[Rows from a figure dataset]
=====

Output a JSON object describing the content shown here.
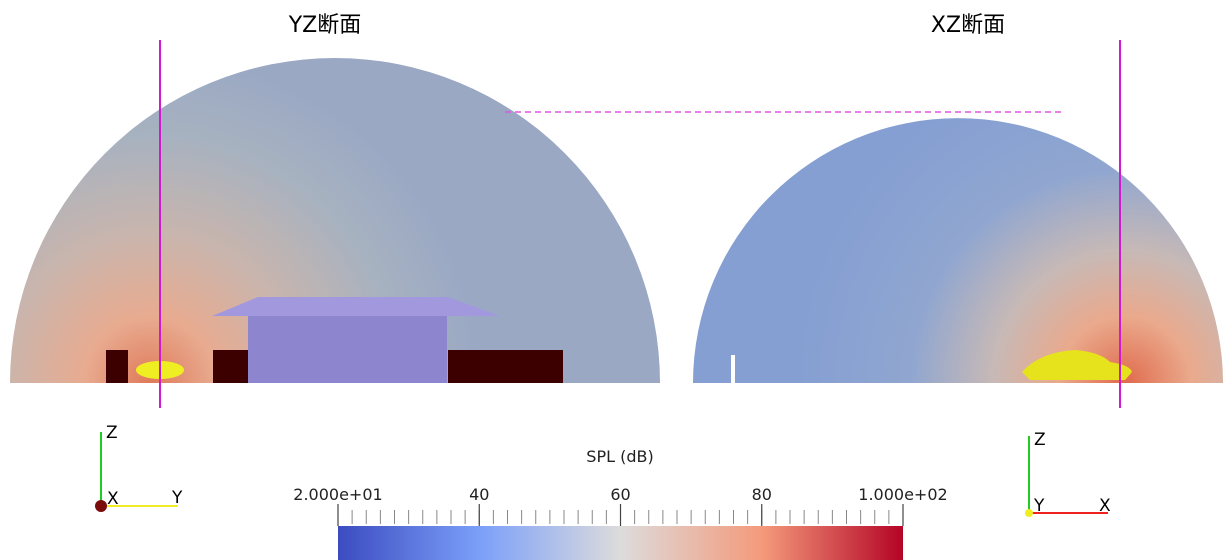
{
  "views": [
    {
      "title": "YZ断面",
      "axes": {
        "up": "Z",
        "origin": "X",
        "right": "Y"
      }
    },
    {
      "title": "XZ断面",
      "axes": {
        "up": "Z",
        "origin": "Y",
        "right": "X"
      }
    }
  ],
  "colorbar": {
    "title": "SPL (dB)",
    "range": [
      20,
      100
    ],
    "ticks": [
      {
        "value": 20,
        "label": "2.000e+01"
      },
      40,
      60,
      80,
      {
        "value": 100,
        "label": "1.000e+02"
      }
    ]
  }
}
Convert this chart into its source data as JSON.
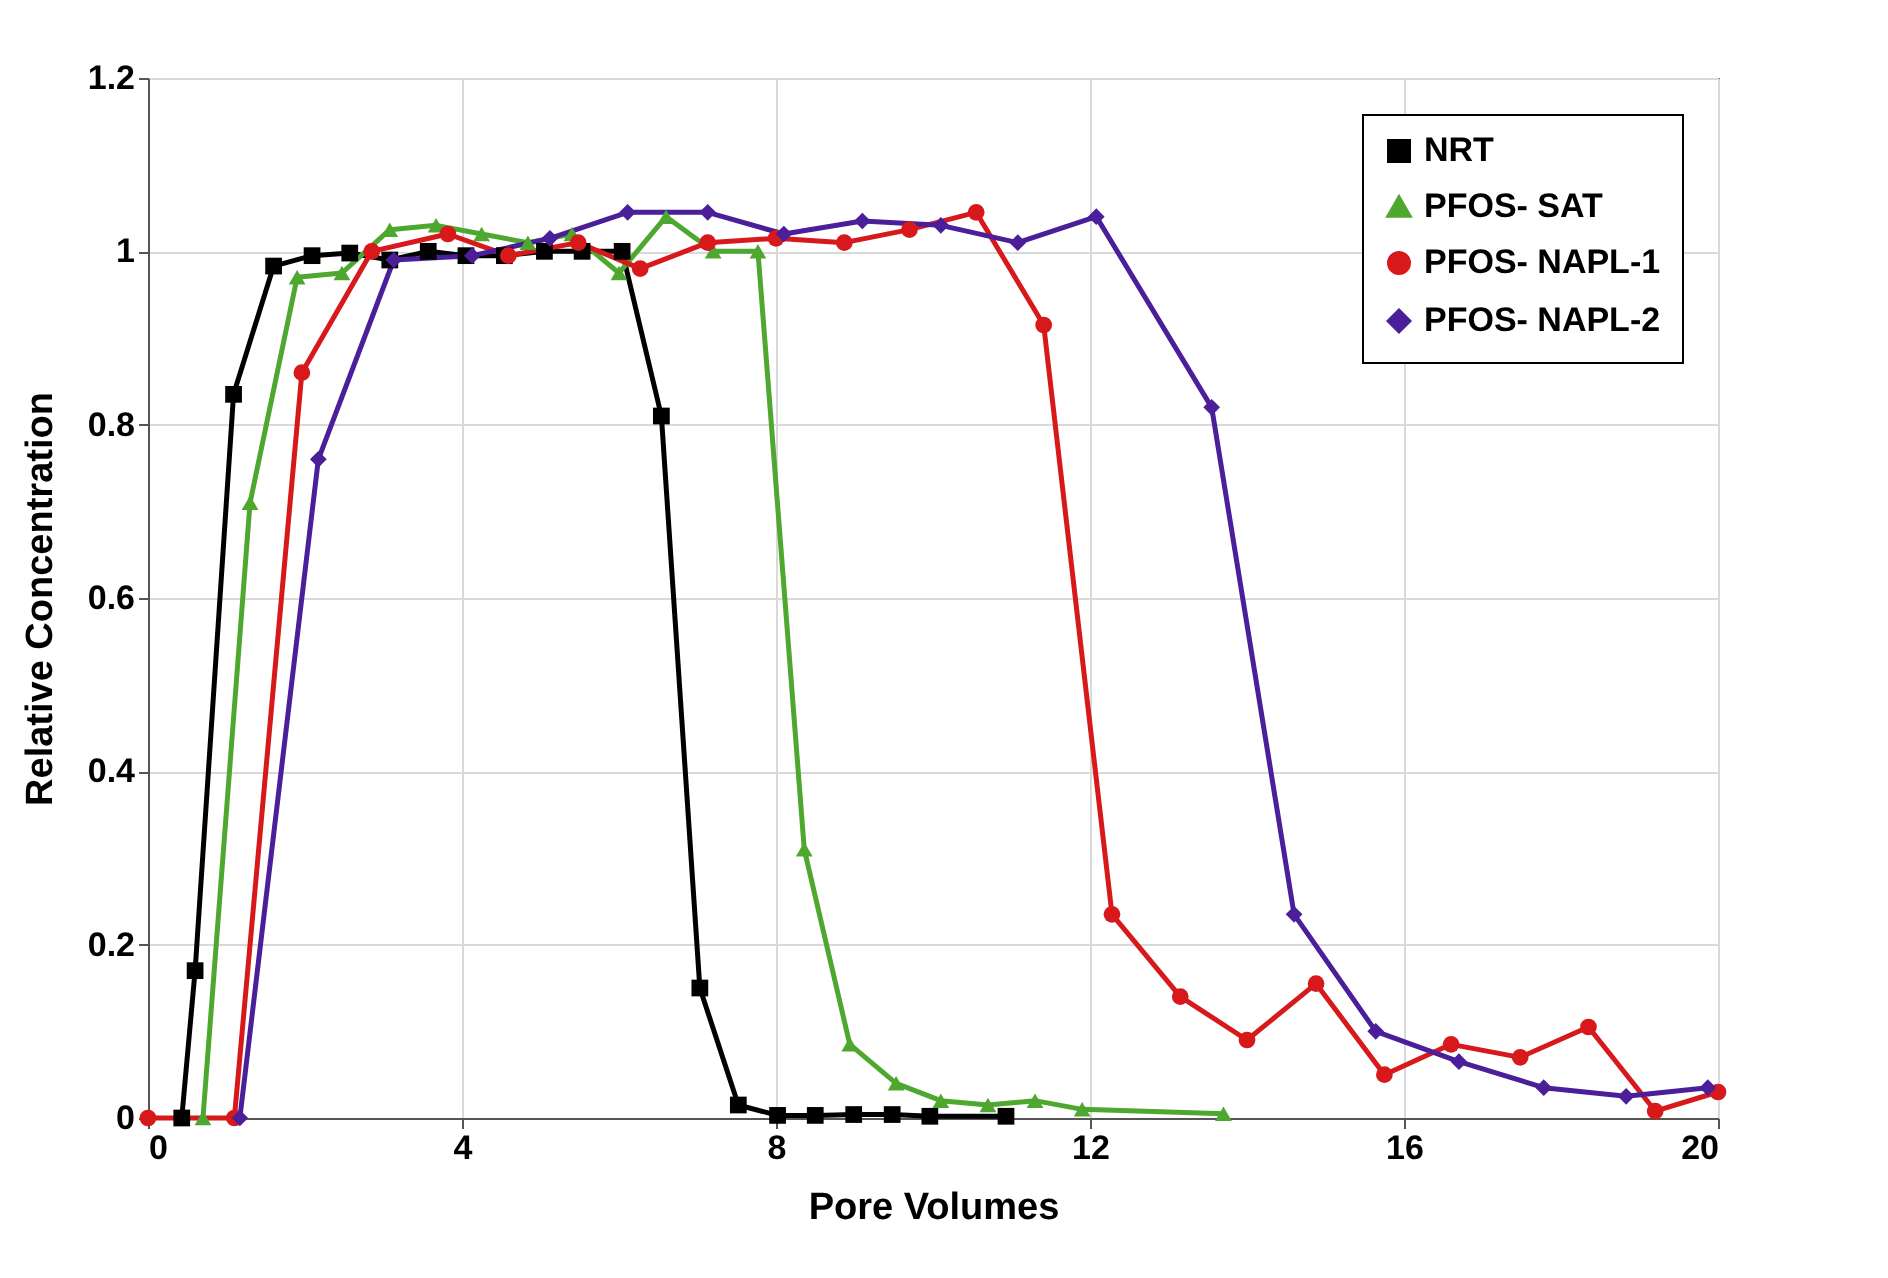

=====

GIVEN REQUEST:
Repeat all the data as it stands, dropping any images it holds.

TASK RESULT:
Output a JSON object describing the content shown here.
{
  "views": [
    {
      "title": "YZ断面",
      "axes": {
        "up": "Z",
        "origin": "X",
        "right": "Y"
      }
    },
    {
      "title": "XZ断面",
      "axes": {
        "up": "Z",
        "origin": "Y",
        "right": "X"
      }
    }
  ],
  "colorbar": {
    "title": "SPL (dB)",
    "range": [
      20,
      100
    ],
    "ticks": [
      {
        "value": 20,
        "label": "2.000e+01"
      },
      40,
      60,
      80,
      {
        "value": 100,
        "label": "1.000e+02"
      }
    ]
  }
}
Convert this chart into its source data as JSON.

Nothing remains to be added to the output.